TASK REQUIREMENTS
Please copy all the lines that follow, word for word.

[Figure data in JSON]
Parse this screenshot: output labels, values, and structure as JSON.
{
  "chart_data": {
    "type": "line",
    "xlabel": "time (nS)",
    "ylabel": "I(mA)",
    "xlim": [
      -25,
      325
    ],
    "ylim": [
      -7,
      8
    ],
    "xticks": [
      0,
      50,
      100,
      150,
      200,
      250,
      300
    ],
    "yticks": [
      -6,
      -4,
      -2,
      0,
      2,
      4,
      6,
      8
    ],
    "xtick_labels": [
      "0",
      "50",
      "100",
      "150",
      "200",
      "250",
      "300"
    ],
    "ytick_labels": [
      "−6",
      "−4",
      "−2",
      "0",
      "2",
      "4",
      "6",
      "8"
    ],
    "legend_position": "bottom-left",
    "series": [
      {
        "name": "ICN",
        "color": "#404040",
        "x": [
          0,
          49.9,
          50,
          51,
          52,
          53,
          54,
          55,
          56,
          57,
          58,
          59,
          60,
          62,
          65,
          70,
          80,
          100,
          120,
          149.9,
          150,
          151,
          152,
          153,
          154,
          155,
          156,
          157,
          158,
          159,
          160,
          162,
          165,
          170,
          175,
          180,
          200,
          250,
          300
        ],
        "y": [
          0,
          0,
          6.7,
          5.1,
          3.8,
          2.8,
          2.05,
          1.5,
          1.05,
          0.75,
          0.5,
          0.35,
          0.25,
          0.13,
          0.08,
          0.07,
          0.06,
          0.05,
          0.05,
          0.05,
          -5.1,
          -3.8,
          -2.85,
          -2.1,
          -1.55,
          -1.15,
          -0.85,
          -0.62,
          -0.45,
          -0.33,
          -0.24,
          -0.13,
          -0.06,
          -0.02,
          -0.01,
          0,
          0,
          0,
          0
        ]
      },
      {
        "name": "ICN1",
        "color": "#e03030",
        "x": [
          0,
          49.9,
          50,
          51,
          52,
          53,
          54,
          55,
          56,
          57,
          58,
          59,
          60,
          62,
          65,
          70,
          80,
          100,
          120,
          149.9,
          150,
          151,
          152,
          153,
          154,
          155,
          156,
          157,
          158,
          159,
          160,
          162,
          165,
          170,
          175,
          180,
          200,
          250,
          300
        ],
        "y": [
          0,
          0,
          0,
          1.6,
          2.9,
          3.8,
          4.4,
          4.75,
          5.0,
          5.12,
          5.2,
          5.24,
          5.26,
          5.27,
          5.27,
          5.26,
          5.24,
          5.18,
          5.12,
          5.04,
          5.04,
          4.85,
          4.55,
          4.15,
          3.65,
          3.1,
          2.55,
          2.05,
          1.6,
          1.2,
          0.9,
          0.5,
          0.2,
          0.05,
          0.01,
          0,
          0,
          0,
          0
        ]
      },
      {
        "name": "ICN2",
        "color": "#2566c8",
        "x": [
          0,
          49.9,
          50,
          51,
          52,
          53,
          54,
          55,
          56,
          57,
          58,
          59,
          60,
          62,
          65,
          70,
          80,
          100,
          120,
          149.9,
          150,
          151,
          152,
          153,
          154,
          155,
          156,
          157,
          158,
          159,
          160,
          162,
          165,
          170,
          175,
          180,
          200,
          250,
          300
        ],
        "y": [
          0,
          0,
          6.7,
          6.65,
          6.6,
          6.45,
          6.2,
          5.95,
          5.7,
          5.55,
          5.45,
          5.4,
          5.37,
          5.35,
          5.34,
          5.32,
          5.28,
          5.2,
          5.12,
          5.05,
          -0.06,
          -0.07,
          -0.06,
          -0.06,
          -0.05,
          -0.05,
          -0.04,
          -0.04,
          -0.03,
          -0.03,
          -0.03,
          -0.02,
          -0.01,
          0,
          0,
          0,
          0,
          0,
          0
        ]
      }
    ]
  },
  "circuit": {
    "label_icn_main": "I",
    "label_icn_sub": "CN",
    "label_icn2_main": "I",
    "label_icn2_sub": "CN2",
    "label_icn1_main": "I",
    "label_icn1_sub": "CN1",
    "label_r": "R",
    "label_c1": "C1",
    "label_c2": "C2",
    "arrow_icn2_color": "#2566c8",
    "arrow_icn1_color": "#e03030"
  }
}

FULL RESPONSE
Parse this screenshot: output labels, values, and structure as JSON.
{
  "chart_data": {
    "type": "line",
    "xlabel": "time (nS)",
    "ylabel": "I(mA)",
    "xlim": [
      -25,
      325
    ],
    "ylim": [
      -7,
      8
    ],
    "xticks": [
      0,
      50,
      100,
      150,
      200,
      250,
      300
    ],
    "yticks": [
      -6,
      -4,
      -2,
      0,
      2,
      4,
      6,
      8
    ],
    "xtick_labels": [
      "0",
      "50",
      "100",
      "150",
      "200",
      "250",
      "300"
    ],
    "ytick_labels": [
      "−6",
      "−4",
      "−2",
      "0",
      "2",
      "4",
      "6",
      "8"
    ],
    "legend_position": "bottom-left",
    "series": [
      {
        "name": "ICN",
        "color": "#404040",
        "x": [
          0,
          49.9,
          50,
          51,
          52,
          53,
          54,
          55,
          56,
          57,
          58,
          59,
          60,
          62,
          65,
          70,
          80,
          100,
          120,
          149.9,
          150,
          151,
          152,
          153,
          154,
          155,
          156,
          157,
          158,
          159,
          160,
          162,
          165,
          170,
          175,
          180,
          200,
          250,
          300
        ],
        "y": [
          0,
          0,
          6.7,
          5.1,
          3.8,
          2.8,
          2.05,
          1.5,
          1.05,
          0.75,
          0.5,
          0.35,
          0.25,
          0.13,
          0.08,
          0.07,
          0.06,
          0.05,
          0.05,
          0.05,
          -5.1,
          -3.8,
          -2.85,
          -2.1,
          -1.55,
          -1.15,
          -0.85,
          -0.62,
          -0.45,
          -0.33,
          -0.24,
          -0.13,
          -0.06,
          -0.02,
          -0.01,
          0,
          0,
          0,
          0
        ]
      },
      {
        "name": "ICN1",
        "color": "#e03030",
        "x": [
          0,
          49.9,
          50,
          51,
          52,
          53,
          54,
          55,
          56,
          57,
          58,
          59,
          60,
          62,
          65,
          70,
          80,
          100,
          120,
          149.9,
          150,
          151,
          152,
          153,
          154,
          155,
          156,
          157,
          158,
          159,
          160,
          162,
          165,
          170,
          175,
          180,
          200,
          250,
          300
        ],
        "y": [
          0,
          0,
          0,
          1.6,
          2.9,
          3.8,
          4.4,
          4.75,
          5.0,
          5.12,
          5.2,
          5.24,
          5.26,
          5.27,
          5.27,
          5.26,
          5.24,
          5.18,
          5.12,
          5.04,
          5.04,
          4.85,
          4.55,
          4.15,
          3.65,
          3.1,
          2.55,
          2.05,
          1.6,
          1.2,
          0.9,
          0.5,
          0.2,
          0.05,
          0.01,
          0,
          0,
          0,
          0
        ]
      },
      {
        "name": "ICN2",
        "color": "#2566c8",
        "x": [
          0,
          49.9,
          50,
          51,
          52,
          53,
          54,
          55,
          56,
          57,
          58,
          59,
          60,
          62,
          65,
          70,
          80,
          100,
          120,
          149.9,
          150,
          151,
          152,
          153,
          154,
          155,
          156,
          157,
          158,
          159,
          160,
          162,
          165,
          170,
          175,
          180,
          200,
          250,
          300
        ],
        "y": [
          0,
          0,
          6.7,
          6.65,
          6.6,
          6.45,
          6.2,
          5.95,
          5.7,
          5.55,
          5.45,
          5.4,
          5.37,
          5.35,
          5.34,
          5.32,
          5.28,
          5.2,
          5.12,
          5.05,
          -0.06,
          -0.07,
          -0.06,
          -0.06,
          -0.05,
          -0.05,
          -0.04,
          -0.04,
          -0.03,
          -0.03,
          -0.03,
          -0.02,
          -0.01,
          0,
          0,
          0,
          0,
          0,
          0
        ]
      }
    ]
  },
  "circuit": {
    "label_icn_main": "I",
    "label_icn_sub": "CN",
    "label_icn2_main": "I",
    "label_icn2_sub": "CN2",
    "label_icn1_main": "I",
    "label_icn1_sub": "CN1",
    "label_r": "R",
    "label_c1": "C1",
    "label_c2": "C2",
    "arrow_icn2_color": "#2566c8",
    "arrow_icn1_color": "#e03030"
  }
}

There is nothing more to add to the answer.